:: Dataset items ::
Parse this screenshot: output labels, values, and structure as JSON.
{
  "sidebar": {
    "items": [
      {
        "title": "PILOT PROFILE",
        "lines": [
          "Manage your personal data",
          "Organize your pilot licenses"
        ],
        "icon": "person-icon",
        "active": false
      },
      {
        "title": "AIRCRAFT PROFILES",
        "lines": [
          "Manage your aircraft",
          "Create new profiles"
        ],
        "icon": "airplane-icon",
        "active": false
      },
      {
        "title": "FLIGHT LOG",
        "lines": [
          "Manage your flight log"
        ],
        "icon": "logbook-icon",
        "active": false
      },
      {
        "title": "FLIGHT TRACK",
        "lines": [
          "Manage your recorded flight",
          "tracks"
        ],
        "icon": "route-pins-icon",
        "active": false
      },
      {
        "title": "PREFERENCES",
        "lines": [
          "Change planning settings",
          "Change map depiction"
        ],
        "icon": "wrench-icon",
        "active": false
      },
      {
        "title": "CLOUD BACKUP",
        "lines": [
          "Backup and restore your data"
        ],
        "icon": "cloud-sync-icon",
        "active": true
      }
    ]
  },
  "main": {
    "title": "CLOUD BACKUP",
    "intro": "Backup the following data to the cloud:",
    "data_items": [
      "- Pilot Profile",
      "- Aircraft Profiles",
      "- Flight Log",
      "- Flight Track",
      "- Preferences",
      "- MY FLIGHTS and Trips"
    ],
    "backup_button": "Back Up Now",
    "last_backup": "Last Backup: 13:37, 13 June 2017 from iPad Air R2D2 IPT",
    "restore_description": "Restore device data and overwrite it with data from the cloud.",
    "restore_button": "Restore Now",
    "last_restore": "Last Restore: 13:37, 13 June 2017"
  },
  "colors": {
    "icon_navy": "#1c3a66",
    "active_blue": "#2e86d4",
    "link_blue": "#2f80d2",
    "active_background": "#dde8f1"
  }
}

:: Exercise prompt ::
Return every line of the material exactly.

:: Written answer ::
Parse this screenshot: output labels, values, and structure as JSON.
{
  "sidebar": {
    "items": [
      {
        "title": "PILOT PROFILE",
        "lines": [
          "Manage your personal data",
          "Organize your pilot licenses"
        ],
        "icon": "person-icon",
        "active": false
      },
      {
        "title": "AIRCRAFT PROFILES",
        "lines": [
          "Manage your aircraft",
          "Create new profiles"
        ],
        "icon": "airplane-icon",
        "active": false
      },
      {
        "title": "FLIGHT LOG",
        "lines": [
          "Manage your flight log"
        ],
        "icon": "logbook-icon",
        "active": false
      },
      {
        "title": "FLIGHT TRACK",
        "lines": [
          "Manage your recorded flight",
          "tracks"
        ],
        "icon": "route-pins-icon",
        "active": false
      },
      {
        "title": "PREFERENCES",
        "lines": [
          "Change planning settings",
          "Change map depiction"
        ],
        "icon": "wrench-icon",
        "active": false
      },
      {
        "title": "CLOUD BACKUP",
        "lines": [
          "Backup and restore your data"
        ],
        "icon": "cloud-sync-icon",
        "active": true
      }
    ]
  },
  "main": {
    "title": "CLOUD BACKUP",
    "intro": "Backup the following data to the cloud:",
    "data_items": [
      "- Pilot Profile",
      "- Aircraft Profiles",
      "- Flight Log",
      "- Flight Track",
      "- Preferences",
      "- MY FLIGHTS and Trips"
    ],
    "backup_button": "Back Up Now",
    "last_backup": "Last Backup: 13:37, 13 June 2017 from iPad Air R2D2 IPT",
    "restore_description": "Restore device data and overwrite it with data from the cloud.",
    "restore_button": "Restore Now",
    "last_restore": "Last Restore: 13:37, 13 June 2017"
  },
  "colors": {
    "icon_navy": "#1c3a66",
    "active_blue": "#2e86d4",
    "link_blue": "#2f80d2",
    "active_background": "#dde8f1"
  }
}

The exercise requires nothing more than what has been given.